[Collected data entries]
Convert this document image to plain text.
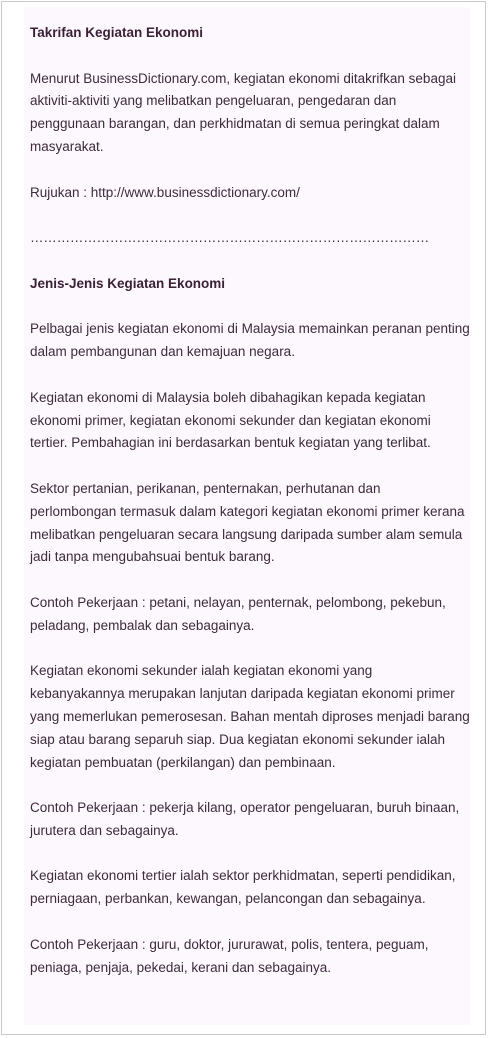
Takrifan Kegiatan Ekonomi

Menurut BusinessDictionary.com, kegiatan ekonomi ditakrifkan sebagai aktiviti-aktiviti yang melibatkan pengeluaran, pengedaran dan penggunaan barangan, dan perkhidmatan di semua peringkat dalam masyarakat.

Rujukan : http://www.businessdictionary.com/

………………………………………………………………………………

Jenis-Jenis Kegiatan Ekonomi

Pelbagai jenis kegiatan ekonomi di Malaysia memainkan peranan penting dalam pembangunan dan kemajuan negara.

Kegiatan ekonomi di Malaysia boleh dibahagikan kepada kegiatan ekonomi primer, kegiatan ekonomi sekunder dan kegiatan ekonomi tertier. Pembahagian ini berdasarkan bentuk kegiatan yang terlibat.

Sektor pertanian, perikanan, penternakan, perhutanan dan perlombongan termasuk dalam kategori kegiatan ekonomi primer kerana melibatkan pengeluaran secara langsung daripada sumber alam semula jadi tanpa mengubahsuai bentuk barang.

Contoh Pekerjaan : petani, nelayan, penternak, pelombong, pekebun, peladang, pembalak dan sebagainya.

Kegiatan ekonomi sekunder ialah kegiatan ekonomi yang kebanyakannya merupakan lanjutan daripada kegiatan ekonomi primer yang memerlukan pemerosesan. Bahan mentah diproses menjadi barang siap atau barang separuh siap. Dua kegiatan ekonomi sekunder ialah kegiatan pembuatan (perkilangan) dan pembinaan.

Contoh Pekerjaan : pekerja kilang, operator pengeluaran, buruh binaan, jurutera dan sebagainya.

Kegiatan ekonomi tertier ialah sektor perkhidmatan, seperti pendidikan, perniagaan, perbankan, kewangan, pelancongan dan sebagainya.

Contoh Pekerjaan : guru, doktor, jururawat, polis, tentera, peguam, peniaga, penjaja, pekedai, kerani dan sebagainya.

• Work to do:
Consider the entries above and return each line with the string "Malaysia".

• Result of the exercise:
Pelbagai jenis kegiatan ekonomi di Malaysia memainkan peranan penting dalam pembangunan dan kemajuan negara.
Kegiatan ekonomi di Malaysia boleh dibahagikan kepada kegiatan ekonomi primer, kegiatan ekonomi sekunder dan kegiatan ekonomi tertier. Pembahagian ini berdasarkan bentuk kegiatan yang terlibat.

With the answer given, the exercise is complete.